- _Exercise_
Go through the listing below and gather every line with the word "form".
------ Rows
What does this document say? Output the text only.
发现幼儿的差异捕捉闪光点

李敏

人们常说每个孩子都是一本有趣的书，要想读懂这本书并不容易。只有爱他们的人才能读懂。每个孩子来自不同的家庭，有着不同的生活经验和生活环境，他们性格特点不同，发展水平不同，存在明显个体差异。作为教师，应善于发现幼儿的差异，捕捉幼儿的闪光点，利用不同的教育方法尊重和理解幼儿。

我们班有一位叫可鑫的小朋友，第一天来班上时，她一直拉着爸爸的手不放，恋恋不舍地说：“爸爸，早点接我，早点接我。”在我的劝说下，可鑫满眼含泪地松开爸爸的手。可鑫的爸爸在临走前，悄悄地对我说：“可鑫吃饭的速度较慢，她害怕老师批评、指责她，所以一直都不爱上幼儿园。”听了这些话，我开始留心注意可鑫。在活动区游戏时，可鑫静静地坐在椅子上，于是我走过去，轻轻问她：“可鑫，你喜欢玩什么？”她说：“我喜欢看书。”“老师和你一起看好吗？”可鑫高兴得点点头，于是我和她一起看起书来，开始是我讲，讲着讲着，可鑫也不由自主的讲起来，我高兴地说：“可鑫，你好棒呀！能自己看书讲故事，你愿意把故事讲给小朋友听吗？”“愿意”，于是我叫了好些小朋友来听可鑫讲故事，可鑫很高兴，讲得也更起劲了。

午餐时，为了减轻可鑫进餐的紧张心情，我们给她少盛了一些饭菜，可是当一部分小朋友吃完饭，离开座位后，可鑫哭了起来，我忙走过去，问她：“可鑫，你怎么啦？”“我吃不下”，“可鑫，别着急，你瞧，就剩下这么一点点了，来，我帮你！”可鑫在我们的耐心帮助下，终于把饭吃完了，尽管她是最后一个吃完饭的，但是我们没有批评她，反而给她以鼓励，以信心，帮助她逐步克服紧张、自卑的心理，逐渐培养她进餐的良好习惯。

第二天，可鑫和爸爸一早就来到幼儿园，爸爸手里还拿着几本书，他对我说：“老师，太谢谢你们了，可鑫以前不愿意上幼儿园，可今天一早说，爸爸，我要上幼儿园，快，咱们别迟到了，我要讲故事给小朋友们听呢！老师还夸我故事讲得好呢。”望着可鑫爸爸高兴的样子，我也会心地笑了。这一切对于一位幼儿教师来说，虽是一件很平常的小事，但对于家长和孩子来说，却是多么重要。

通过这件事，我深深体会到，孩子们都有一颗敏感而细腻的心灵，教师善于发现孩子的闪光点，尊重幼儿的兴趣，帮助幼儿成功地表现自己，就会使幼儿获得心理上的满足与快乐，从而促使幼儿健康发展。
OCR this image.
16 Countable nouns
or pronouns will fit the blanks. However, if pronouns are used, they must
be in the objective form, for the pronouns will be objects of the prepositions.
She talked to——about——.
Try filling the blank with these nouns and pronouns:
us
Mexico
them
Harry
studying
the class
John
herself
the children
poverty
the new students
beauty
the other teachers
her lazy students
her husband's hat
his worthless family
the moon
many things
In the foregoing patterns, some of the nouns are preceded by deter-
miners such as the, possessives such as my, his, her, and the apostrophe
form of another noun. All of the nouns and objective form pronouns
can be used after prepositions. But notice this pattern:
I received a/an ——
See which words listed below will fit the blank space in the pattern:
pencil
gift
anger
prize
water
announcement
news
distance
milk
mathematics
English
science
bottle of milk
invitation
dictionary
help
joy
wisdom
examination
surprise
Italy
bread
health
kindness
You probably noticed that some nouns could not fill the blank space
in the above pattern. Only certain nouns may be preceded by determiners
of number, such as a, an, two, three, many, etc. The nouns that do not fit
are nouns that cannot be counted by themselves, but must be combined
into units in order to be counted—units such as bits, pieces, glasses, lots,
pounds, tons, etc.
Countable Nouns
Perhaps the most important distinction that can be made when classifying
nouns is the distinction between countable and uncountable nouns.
------------
------ Rows
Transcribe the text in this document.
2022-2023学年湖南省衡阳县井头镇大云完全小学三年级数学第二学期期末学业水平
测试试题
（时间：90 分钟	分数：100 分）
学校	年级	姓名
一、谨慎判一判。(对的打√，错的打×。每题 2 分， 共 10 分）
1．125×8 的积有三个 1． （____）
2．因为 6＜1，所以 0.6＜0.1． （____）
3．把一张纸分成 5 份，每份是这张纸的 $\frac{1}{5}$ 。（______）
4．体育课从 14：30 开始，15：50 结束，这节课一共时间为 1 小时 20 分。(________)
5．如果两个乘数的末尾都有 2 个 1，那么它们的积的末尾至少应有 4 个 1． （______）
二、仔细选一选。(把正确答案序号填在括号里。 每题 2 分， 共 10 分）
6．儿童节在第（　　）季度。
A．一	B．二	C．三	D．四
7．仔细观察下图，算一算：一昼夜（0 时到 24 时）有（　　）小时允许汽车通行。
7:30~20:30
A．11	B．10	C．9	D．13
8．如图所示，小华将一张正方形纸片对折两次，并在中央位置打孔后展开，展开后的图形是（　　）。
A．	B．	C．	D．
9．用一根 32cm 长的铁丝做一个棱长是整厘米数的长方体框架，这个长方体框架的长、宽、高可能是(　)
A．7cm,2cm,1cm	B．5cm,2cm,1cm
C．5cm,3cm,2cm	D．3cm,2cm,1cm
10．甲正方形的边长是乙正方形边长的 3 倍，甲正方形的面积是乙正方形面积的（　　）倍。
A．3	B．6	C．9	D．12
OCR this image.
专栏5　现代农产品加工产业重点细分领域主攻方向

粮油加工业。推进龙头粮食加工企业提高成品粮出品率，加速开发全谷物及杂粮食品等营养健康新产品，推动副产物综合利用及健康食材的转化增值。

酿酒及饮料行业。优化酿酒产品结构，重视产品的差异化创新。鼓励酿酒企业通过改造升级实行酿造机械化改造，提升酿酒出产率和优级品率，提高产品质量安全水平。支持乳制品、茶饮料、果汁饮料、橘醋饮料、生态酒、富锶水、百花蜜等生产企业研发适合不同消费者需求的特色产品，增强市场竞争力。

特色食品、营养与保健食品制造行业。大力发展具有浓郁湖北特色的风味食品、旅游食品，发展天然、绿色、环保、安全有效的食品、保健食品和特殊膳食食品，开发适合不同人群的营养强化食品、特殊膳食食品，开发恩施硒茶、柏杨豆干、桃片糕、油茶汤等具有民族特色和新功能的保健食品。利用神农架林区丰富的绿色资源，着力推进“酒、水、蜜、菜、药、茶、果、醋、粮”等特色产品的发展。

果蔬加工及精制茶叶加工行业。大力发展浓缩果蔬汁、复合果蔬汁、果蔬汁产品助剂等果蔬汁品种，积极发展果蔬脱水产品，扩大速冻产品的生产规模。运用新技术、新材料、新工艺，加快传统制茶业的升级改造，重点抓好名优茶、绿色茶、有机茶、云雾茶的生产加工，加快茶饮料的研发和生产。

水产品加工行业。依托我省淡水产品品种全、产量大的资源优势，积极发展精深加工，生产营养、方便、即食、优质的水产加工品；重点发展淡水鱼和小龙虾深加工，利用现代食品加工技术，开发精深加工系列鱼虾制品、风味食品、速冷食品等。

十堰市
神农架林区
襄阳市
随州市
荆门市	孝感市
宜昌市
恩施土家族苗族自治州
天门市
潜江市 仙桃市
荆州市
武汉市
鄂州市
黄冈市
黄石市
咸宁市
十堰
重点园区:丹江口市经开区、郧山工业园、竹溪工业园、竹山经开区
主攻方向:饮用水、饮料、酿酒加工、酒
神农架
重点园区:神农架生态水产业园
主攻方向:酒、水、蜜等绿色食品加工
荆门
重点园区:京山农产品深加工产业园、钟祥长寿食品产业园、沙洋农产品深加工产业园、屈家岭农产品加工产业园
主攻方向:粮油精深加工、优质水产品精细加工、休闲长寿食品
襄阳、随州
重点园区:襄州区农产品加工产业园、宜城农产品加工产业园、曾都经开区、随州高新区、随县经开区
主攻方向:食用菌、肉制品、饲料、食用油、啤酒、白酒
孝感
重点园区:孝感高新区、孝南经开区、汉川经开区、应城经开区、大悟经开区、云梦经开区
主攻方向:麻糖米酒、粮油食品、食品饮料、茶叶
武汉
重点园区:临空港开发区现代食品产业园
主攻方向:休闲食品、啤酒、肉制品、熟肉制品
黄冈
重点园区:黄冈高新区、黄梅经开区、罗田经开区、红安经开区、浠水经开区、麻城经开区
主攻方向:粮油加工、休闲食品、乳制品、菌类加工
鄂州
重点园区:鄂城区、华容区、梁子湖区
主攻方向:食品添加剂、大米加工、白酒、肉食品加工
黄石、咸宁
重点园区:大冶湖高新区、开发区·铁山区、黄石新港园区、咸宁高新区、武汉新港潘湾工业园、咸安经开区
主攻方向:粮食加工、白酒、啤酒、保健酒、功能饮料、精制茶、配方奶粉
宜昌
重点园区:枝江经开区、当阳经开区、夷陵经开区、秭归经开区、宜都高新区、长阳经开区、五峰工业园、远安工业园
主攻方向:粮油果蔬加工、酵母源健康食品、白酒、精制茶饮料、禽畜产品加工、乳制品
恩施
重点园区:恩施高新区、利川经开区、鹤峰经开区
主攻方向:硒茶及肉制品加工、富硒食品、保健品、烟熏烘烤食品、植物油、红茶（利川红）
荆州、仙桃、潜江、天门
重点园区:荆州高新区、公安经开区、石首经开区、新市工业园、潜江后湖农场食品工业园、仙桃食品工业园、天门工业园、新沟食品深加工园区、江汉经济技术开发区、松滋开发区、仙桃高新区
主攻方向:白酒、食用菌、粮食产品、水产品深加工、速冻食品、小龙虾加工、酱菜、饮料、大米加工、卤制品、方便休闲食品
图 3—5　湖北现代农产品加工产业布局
------------
- _Completed task_
be in the objective form, for the pronouns will be objects of the prepositions.
form of another noun. All of the nouns and objective form pronouns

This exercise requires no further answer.